(Structured figure records)
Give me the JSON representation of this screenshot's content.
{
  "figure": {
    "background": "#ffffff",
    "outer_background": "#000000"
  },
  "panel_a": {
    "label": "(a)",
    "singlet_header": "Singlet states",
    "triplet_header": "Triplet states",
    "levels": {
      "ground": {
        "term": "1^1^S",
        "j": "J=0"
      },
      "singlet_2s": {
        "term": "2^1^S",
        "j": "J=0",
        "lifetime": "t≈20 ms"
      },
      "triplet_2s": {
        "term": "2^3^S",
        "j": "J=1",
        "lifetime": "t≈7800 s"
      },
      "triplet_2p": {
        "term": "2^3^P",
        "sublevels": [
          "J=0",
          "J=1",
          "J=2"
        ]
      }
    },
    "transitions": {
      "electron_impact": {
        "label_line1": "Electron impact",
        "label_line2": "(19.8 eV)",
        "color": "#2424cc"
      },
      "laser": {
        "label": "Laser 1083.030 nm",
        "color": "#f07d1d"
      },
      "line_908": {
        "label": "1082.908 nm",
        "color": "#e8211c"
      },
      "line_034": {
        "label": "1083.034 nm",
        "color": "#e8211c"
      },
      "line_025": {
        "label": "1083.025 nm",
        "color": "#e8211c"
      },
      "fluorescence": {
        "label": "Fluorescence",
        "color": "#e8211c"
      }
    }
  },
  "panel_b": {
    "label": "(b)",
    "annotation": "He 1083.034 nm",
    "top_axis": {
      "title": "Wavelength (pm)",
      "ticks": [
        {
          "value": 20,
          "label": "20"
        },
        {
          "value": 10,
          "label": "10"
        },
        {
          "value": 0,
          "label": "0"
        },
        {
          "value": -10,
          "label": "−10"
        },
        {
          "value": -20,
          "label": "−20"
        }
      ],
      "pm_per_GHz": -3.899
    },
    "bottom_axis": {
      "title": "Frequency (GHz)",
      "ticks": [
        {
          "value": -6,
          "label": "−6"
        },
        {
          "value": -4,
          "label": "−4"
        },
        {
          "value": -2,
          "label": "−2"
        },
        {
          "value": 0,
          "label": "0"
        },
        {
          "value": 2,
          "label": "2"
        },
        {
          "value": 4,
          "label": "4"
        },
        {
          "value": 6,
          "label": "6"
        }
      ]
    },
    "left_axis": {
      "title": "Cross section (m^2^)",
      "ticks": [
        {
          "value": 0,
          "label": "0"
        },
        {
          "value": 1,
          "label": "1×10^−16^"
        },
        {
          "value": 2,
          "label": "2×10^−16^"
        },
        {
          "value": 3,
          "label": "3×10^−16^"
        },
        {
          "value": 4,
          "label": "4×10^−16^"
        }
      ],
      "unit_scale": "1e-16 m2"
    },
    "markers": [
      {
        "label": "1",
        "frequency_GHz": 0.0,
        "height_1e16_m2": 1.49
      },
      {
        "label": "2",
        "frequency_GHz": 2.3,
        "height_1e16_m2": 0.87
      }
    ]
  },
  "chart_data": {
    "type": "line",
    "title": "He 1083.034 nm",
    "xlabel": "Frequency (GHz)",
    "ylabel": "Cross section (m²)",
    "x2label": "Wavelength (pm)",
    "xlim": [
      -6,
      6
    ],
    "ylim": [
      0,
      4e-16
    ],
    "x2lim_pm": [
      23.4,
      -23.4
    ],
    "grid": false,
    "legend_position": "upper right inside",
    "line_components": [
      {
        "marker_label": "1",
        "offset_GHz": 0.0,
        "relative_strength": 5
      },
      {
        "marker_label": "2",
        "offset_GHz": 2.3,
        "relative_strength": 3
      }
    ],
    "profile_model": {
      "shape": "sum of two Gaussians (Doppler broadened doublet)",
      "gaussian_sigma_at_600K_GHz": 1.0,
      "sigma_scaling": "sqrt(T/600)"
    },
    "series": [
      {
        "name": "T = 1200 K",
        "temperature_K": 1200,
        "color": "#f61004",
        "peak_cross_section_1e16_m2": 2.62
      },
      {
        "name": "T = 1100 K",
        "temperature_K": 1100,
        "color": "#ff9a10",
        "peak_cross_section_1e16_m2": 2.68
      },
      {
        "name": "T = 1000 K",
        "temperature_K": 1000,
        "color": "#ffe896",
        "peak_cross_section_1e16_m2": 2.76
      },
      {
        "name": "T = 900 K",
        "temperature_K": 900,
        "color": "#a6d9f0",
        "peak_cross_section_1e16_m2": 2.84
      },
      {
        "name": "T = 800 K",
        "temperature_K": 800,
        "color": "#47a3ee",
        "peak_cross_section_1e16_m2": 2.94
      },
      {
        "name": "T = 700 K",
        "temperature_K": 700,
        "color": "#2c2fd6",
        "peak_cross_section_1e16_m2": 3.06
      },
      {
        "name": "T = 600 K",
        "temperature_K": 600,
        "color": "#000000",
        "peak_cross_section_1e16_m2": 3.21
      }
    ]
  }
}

## What the exercise asks
Write out all the lines again, exactly as they are.

## Answer below
Give me the JSON representation of this screenshot's content.
{
  "figure": {
    "background": "#ffffff",
    "outer_background": "#000000"
  },
  "panel_a": {
    "label": "(a)",
    "singlet_header": "Singlet states",
    "triplet_header": "Triplet states",
    "levels": {
      "ground": {
        "term": "1^1^S",
        "j": "J=0"
      },
      "singlet_2s": {
        "term": "2^1^S",
        "j": "J=0",
        "lifetime": "t≈20 ms"
      },
      "triplet_2s": {
        "term": "2^3^S",
        "j": "J=1",
        "lifetime": "t≈7800 s"
      },
      "triplet_2p": {
        "term": "2^3^P",
        "sublevels": [
          "J=0",
          "J=1",
          "J=2"
        ]
      }
    },
    "transitions": {
      "electron_impact": {
        "label_line1": "Electron impact",
        "label_line2": "(19.8 eV)",
        "color": "#2424cc"
      },
      "laser": {
        "label": "Laser 1083.030 nm",
        "color": "#f07d1d"
      },
      "line_908": {
        "label": "1082.908 nm",
        "color": "#e8211c"
      },
      "line_034": {
        "label": "1083.034 nm",
        "color": "#e8211c"
      },
      "line_025": {
        "label": "1083.025 nm",
        "color": "#e8211c"
      },
      "fluorescence": {
        "label": "Fluorescence",
        "color": "#e8211c"
      }
    }
  },
  "panel_b": {
    "label": "(b)",
    "annotation": "He 1083.034 nm",
    "top_axis": {
      "title": "Wavelength (pm)",
      "ticks": [
        {
          "value": 20,
          "label": "20"
        },
        {
          "value": 10,
          "label": "10"
        },
        {
          "value": 0,
          "label": "0"
        },
        {
          "value": -10,
          "label": "−10"
        },
        {
          "value": -20,
          "label": "−20"
        }
      ],
      "pm_per_GHz": -3.899
    },
    "bottom_axis": {
      "title": "Frequency (GHz)",
      "ticks": [
        {
          "value": -6,
          "label": "−6"
        },
        {
          "value": -4,
          "label": "−4"
        },
        {
          "value": -2,
          "label": "−2"
        },
        {
          "value": 0,
          "label": "0"
        },
        {
          "value": 2,
          "label": "2"
        },
        {
          "value": 4,
          "label": "4"
        },
        {
          "value": 6,
          "label": "6"
        }
      ]
    },
    "left_axis": {
      "title": "Cross section (m^2^)",
      "ticks": [
        {
          "value": 0,
          "label": "0"
        },
        {
          "value": 1,
          "label": "1×10^−16^"
        },
        {
          "value": 2,
          "label": "2×10^−16^"
        },
        {
          "value": 3,
          "label": "3×10^−16^"
        },
        {
          "value": 4,
          "label": "4×10^−16^"
        }
      ],
      "unit_scale": "1e-16 m2"
    },
    "markers": [
      {
        "label": "1",
        "frequency_GHz": 0.0,
        "height_1e16_m2": 1.49
      },
      {
        "label": "2",
        "frequency_GHz": 2.3,
        "height_1e16_m2": 0.87
      }
    ]
  },
  "chart_data": {
    "type": "line",
    "title": "He 1083.034 nm",
    "xlabel": "Frequency (GHz)",
    "ylabel": "Cross section (m²)",
    "x2label": "Wavelength (pm)",
    "xlim": [
      -6,
      6
    ],
    "ylim": [
      0,
      4e-16
    ],
    "x2lim_pm": [
      23.4,
      -23.4
    ],
    "grid": false,
    "legend_position": "upper right inside",
    "line_components": [
      {
        "marker_label": "1",
        "offset_GHz": 0.0,
        "relative_strength": 5
      },
      {
        "marker_label": "2",
        "offset_GHz": 2.3,
        "relative_strength": 3
      }
    ],
    "profile_model": {
      "shape": "sum of two Gaussians (Doppler broadened doublet)",
      "gaussian_sigma_at_600K_GHz": 1.0,
      "sigma_scaling": "sqrt(T/600)"
    },
    "series": [
      {
        "name": "T = 1200 K",
        "temperature_K": 1200,
        "color": "#f61004",
        "peak_cross_section_1e16_m2": 2.62
      },
      {
        "name": "T = 1100 K",
        "temperature_K": 1100,
        "color": "#ff9a10",
        "peak_cross_section_1e16_m2": 2.68
      },
      {
        "name": "T = 1000 K",
        "temperature_K": 1000,
        "color": "#ffe896",
        "peak_cross_section_1e16_m2": 2.76
      },
      {
        "name": "T = 900 K",
        "temperature_K": 900,
        "color": "#a6d9f0",
        "peak_cross_section_1e16_m2": 2.84
      },
      {
        "name": "T = 800 K",
        "temperature_K": 800,
        "color": "#47a3ee",
        "peak_cross_section_1e16_m2": 2.94
      },
      {
        "name": "T = 700 K",
        "temperature_K": 700,
        "color": "#2c2fd6",
        "peak_cross_section_1e16_m2": 3.06
      },
      {
        "name": "T = 600 K",
        "temperature_K": 600,
        "color": "#000000",
        "peak_cross_section_1e16_m2": 3.21
      }
    ]
  }
}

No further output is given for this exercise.